Figure dataset records:
================================

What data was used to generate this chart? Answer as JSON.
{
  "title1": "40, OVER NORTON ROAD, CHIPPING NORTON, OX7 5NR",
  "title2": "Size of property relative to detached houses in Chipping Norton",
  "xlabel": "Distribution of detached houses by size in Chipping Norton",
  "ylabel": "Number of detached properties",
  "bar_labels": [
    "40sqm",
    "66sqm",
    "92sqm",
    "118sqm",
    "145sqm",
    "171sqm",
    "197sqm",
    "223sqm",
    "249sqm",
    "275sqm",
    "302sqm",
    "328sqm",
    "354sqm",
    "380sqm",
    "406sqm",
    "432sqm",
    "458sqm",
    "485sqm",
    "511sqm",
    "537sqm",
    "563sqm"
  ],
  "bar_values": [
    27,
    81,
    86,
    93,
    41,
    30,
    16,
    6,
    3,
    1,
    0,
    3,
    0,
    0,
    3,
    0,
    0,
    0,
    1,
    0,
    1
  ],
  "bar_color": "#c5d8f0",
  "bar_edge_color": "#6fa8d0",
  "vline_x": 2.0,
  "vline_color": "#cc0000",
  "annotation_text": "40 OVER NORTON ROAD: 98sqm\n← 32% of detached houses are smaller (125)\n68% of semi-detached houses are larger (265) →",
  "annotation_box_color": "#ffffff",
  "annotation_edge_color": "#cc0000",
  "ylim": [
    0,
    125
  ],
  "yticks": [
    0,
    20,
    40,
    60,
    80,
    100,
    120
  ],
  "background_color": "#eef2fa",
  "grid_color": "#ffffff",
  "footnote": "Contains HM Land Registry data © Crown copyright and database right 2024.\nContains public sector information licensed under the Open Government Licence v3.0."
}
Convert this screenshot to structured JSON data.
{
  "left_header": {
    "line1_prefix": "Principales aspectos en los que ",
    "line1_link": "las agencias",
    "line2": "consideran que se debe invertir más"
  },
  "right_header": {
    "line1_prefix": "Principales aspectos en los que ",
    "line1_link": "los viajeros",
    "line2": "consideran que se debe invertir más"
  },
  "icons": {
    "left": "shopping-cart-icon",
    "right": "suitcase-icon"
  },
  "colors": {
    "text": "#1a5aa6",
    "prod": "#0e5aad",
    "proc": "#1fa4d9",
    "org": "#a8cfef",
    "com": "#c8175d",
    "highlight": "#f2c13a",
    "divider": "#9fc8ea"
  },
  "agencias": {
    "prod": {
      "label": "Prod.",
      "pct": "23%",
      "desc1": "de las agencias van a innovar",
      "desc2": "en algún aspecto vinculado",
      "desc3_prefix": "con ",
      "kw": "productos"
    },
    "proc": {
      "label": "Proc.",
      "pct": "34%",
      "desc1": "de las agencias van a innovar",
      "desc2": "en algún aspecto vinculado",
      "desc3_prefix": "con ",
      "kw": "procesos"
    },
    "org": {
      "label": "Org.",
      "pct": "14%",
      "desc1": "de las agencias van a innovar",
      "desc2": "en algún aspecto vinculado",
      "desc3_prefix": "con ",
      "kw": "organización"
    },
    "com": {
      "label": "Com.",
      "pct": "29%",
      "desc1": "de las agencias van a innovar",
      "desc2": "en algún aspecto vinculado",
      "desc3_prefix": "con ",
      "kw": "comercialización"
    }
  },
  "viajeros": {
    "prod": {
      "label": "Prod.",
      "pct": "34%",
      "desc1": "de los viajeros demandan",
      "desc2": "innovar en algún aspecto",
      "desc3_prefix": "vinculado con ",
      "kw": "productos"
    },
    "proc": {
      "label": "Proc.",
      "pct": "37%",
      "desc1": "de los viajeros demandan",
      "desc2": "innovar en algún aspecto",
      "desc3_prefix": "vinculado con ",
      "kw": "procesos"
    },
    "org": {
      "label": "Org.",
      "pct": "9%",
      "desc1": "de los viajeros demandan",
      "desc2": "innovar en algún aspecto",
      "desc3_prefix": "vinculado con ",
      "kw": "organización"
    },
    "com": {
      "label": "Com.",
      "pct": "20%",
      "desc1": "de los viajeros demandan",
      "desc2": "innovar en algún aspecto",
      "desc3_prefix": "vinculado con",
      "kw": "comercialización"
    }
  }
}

================================

Reproduce every record above exactly as it appears.

What data was used to generate this chart? Answer as JSON.
{
  "title1": "40, OVER NORTON ROAD, CHIPPING NORTON, OX7 5NR",
  "title2": "Size of property relative to detached houses in Chipping Norton",
  "xlabel": "Distribution of detached houses by size in Chipping Norton",
  "ylabel": "Number of detached properties",
  "bar_labels": [
    "40sqm",
    "66sqm",
    "92sqm",
    "118sqm",
    "145sqm",
    "171sqm",
    "197sqm",
    "223sqm",
    "249sqm",
    "275sqm",
    "302sqm",
    "328sqm",
    "354sqm",
    "380sqm",
    "406sqm",
    "432sqm",
    "458sqm",
    "485sqm",
    "511sqm",
    "537sqm",
    "563sqm"
  ],
  "bar_values": [
    27,
    81,
    86,
    93,
    41,
    30,
    16,
    6,
    3,
    1,
    0,
    3,
    0,
    0,
    3,
    0,
    0,
    0,
    1,
    0,
    1
  ],
  "bar_color": "#c5d8f0",
  "bar_edge_color": "#6fa8d0",
  "vline_x": 2.0,
  "vline_color": "#cc0000",
  "annotation_text": "40 OVER NORTON ROAD: 98sqm\n← 32% of detached houses are smaller (125)\n68% of semi-detached houses are larger (265) →",
  "annotation_box_color": "#ffffff",
  "annotation_edge_color": "#cc0000",
  "ylim": [
    0,
    125
  ],
  "yticks": [
    0,
    20,
    40,
    60,
    80,
    100,
    120
  ],
  "background_color": "#eef2fa",
  "grid_color": "#ffffff",
  "footnote": "Contains HM Land Registry data © Crown copyright and database right 2024.\nContains public sector information licensed under the Open Government Licence v3.0."
}
Convert this screenshot to structured JSON data.
{
  "left_header": {
    "line1_prefix": "Principales aspectos en los que ",
    "line1_link": "las agencias",
    "line2": "consideran que se debe invertir más"
  },
  "right_header": {
    "line1_prefix": "Principales aspectos en los que ",
    "line1_link": "los viajeros",
    "line2": "consideran que se debe invertir más"
  },
  "icons": {
    "left": "shopping-cart-icon",
    "right": "suitcase-icon"
  },
  "colors": {
    "text": "#1a5aa6",
    "prod": "#0e5aad",
    "proc": "#1fa4d9",
    "org": "#a8cfef",
    "com": "#c8175d",
    "highlight": "#f2c13a",
    "divider": "#9fc8ea"
  },
  "agencias": {
    "prod": {
      "label": "Prod.",
      "pct": "23%",
      "desc1": "de las agencias van a innovar",
      "desc2": "en algún aspecto vinculado",
      "desc3_prefix": "con ",
      "kw": "productos"
    },
    "proc": {
      "label": "Proc.",
      "pct": "34%",
      "desc1": "de las agencias van a innovar",
      "desc2": "en algún aspecto vinculado",
      "desc3_prefix": "con ",
      "kw": "procesos"
    },
    "org": {
      "label": "Org.",
      "pct": "14%",
      "desc1": "de las agencias van a innovar",
      "desc2": "en algún aspecto vinculado",
      "desc3_prefix": "con ",
      "kw": "organización"
    },
    "com": {
      "label": "Com.",
      "pct": "29%",
      "desc1": "de las agencias van a innovar",
      "desc2": "en algún aspecto vinculado",
      "desc3_prefix": "con ",
      "kw": "comercialización"
    }
  },
  "viajeros": {
    "prod": {
      "label": "Prod.",
      "pct": "34%",
      "desc1": "de los viajeros demandan",
      "desc2": "innovar en algún aspecto",
      "desc3_prefix": "vinculado con ",
      "kw": "productos"
    },
    "proc": {
      "label": "Proc.",
      "pct": "37%",
      "desc1": "de los viajeros demandan",
      "desc2": "innovar en algún aspecto",
      "desc3_prefix": "vinculado con ",
      "kw": "procesos"
    },
    "org": {
      "label": "Org.",
      "pct": "9%",
      "desc1": "de los viajeros demandan",
      "desc2": "innovar en algún aspecto",
      "desc3_prefix": "vinculado con ",
      "kw": "organización"
    },
    "com": {
      "label": "Com.",
      "pct": "20%",
      "desc1": "de los viajeros demandan",
      "desc2": "innovar en algún aspecto",
      "desc3_prefix": "vinculado con",
      "kw": "comercialización"
    }
  }
}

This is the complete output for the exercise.